DATA RECORDS:
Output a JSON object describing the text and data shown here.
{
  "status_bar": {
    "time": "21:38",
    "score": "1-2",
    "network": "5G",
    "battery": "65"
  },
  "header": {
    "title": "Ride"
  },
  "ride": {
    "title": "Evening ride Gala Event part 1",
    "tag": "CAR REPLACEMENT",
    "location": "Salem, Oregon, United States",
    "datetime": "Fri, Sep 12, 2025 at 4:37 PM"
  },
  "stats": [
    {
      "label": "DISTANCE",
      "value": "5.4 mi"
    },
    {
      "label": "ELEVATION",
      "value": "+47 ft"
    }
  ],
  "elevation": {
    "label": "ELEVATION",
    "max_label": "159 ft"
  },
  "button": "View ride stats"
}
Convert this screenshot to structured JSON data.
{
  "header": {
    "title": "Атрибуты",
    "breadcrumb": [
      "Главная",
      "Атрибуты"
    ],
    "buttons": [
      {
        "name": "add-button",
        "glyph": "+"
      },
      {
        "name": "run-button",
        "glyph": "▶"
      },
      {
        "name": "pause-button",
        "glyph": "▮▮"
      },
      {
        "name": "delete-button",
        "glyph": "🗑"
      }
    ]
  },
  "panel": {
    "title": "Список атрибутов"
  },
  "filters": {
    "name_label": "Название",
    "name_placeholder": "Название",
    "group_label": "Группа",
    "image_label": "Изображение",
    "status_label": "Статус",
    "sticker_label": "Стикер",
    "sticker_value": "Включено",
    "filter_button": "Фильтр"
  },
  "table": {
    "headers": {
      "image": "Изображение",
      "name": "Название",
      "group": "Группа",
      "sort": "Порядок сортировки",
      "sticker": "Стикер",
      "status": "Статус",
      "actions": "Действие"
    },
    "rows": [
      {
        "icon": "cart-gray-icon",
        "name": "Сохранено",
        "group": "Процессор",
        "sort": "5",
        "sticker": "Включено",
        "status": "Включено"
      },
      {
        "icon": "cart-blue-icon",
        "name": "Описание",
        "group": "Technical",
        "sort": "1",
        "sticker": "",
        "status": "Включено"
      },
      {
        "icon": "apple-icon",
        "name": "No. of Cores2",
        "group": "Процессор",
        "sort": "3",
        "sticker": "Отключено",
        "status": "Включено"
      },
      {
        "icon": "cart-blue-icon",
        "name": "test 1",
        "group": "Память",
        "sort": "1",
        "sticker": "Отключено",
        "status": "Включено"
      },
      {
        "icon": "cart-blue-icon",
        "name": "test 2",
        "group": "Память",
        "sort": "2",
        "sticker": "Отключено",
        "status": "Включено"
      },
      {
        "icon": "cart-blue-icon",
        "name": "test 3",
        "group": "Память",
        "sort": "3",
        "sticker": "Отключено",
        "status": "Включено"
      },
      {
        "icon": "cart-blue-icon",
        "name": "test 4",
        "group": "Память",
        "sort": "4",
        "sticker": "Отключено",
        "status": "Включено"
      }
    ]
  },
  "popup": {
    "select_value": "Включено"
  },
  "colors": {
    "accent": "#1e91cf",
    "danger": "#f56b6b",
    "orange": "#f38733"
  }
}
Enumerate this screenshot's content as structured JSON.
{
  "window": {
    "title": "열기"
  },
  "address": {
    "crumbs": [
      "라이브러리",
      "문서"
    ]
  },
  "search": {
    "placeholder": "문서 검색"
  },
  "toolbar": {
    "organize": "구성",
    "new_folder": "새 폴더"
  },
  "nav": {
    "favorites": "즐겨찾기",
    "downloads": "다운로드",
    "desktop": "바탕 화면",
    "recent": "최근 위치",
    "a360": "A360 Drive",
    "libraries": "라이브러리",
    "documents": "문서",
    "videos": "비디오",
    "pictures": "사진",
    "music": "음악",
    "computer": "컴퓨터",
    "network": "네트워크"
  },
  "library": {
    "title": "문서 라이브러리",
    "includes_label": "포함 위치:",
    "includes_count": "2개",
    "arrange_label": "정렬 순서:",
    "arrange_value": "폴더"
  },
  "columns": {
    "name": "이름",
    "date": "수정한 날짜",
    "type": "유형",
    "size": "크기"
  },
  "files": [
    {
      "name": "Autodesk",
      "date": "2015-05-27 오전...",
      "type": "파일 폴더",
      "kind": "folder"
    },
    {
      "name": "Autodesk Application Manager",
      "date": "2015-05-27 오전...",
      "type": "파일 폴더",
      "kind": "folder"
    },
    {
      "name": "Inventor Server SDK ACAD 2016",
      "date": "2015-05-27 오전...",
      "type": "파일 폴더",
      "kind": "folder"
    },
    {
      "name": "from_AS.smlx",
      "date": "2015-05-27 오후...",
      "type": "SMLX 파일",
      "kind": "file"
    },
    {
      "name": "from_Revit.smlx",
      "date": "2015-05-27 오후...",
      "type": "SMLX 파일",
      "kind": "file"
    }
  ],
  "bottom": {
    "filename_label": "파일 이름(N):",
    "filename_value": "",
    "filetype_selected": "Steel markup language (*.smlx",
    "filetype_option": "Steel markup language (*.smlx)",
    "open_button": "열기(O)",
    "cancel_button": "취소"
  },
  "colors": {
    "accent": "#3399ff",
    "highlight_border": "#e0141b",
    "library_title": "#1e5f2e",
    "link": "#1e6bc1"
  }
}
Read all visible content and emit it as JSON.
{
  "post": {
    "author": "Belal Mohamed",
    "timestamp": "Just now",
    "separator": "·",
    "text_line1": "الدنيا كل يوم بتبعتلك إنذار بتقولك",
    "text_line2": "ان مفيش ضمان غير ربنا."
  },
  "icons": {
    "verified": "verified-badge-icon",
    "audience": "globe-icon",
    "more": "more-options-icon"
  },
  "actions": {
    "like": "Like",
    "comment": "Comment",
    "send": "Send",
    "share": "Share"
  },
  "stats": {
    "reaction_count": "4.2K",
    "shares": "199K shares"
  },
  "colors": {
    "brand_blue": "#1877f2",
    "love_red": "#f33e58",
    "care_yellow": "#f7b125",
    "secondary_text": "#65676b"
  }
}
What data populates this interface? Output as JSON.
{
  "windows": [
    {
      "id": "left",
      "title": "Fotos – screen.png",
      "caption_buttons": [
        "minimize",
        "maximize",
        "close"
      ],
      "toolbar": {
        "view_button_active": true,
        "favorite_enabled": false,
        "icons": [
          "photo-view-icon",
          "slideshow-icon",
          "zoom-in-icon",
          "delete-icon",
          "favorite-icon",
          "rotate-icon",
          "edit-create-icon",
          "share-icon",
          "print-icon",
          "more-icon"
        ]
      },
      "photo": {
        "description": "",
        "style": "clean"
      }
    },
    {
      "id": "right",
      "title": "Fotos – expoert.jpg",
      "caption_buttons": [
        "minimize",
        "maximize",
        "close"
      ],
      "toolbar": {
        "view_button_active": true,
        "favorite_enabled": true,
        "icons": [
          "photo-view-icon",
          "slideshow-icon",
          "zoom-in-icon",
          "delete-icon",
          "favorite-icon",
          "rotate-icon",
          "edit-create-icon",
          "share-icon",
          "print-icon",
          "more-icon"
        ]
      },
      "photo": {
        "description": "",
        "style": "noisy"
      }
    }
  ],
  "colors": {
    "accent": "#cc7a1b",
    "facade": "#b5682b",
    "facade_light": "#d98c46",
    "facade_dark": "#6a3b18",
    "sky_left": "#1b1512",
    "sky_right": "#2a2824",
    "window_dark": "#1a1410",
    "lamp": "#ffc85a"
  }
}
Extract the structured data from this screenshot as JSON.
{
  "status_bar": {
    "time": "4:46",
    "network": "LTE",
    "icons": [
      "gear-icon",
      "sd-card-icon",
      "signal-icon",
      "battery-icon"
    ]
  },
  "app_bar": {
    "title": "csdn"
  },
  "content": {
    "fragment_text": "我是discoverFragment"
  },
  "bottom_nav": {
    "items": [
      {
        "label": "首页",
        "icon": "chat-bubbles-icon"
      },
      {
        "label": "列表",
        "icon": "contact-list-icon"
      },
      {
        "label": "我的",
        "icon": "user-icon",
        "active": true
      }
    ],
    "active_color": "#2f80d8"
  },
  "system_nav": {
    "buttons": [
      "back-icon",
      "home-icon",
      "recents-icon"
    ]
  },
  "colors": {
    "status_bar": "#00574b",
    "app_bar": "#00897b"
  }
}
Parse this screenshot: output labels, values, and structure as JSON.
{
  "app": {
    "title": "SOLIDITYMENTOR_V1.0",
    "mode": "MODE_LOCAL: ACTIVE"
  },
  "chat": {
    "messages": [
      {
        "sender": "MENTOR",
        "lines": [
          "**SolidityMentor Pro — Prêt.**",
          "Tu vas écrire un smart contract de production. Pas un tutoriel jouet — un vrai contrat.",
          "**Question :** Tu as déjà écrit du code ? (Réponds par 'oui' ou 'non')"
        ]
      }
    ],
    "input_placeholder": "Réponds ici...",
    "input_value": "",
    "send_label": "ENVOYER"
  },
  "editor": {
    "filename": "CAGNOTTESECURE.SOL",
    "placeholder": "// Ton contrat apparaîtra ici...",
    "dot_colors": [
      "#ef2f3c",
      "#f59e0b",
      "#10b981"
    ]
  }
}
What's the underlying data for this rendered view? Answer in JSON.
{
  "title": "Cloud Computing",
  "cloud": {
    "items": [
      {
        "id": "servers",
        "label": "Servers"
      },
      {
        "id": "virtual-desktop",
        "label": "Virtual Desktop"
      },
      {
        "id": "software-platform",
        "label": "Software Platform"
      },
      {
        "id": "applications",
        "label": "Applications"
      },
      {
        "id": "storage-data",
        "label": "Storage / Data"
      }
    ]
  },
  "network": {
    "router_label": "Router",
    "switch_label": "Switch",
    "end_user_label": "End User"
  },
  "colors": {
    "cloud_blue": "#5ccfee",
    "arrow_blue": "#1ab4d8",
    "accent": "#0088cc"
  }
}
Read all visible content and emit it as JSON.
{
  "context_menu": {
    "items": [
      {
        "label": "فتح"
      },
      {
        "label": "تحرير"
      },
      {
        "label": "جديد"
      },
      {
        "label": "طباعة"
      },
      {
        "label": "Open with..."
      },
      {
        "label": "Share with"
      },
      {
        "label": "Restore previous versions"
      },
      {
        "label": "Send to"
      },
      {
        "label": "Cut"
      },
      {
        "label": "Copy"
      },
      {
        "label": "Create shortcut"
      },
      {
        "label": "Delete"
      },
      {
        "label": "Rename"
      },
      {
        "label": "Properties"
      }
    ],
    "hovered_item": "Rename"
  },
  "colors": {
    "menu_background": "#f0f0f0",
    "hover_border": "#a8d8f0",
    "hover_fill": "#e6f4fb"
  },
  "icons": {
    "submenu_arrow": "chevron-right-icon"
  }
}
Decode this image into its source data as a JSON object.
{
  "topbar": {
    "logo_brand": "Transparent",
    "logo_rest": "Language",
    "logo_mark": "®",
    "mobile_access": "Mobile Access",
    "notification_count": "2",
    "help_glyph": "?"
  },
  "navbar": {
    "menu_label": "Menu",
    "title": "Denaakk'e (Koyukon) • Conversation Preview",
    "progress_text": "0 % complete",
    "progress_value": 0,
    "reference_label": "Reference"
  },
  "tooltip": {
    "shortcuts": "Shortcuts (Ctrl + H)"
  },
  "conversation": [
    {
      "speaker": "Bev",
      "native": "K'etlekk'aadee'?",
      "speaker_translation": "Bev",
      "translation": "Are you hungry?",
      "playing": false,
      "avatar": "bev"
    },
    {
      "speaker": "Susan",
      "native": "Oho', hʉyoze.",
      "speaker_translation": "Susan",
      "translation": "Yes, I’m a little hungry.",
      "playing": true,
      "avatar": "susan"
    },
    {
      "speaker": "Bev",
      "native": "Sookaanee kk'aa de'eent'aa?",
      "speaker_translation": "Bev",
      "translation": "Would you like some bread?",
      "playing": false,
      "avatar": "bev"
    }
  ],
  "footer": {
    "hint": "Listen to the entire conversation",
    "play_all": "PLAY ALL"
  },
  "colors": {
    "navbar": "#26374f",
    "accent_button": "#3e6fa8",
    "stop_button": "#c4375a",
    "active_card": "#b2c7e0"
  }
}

PROBLEM: From the listing above, copy all lines holding the word "Стикер".

FULL SOLUTION:
    "sticker_label": "Стикер",
      "sticker": "Стикер",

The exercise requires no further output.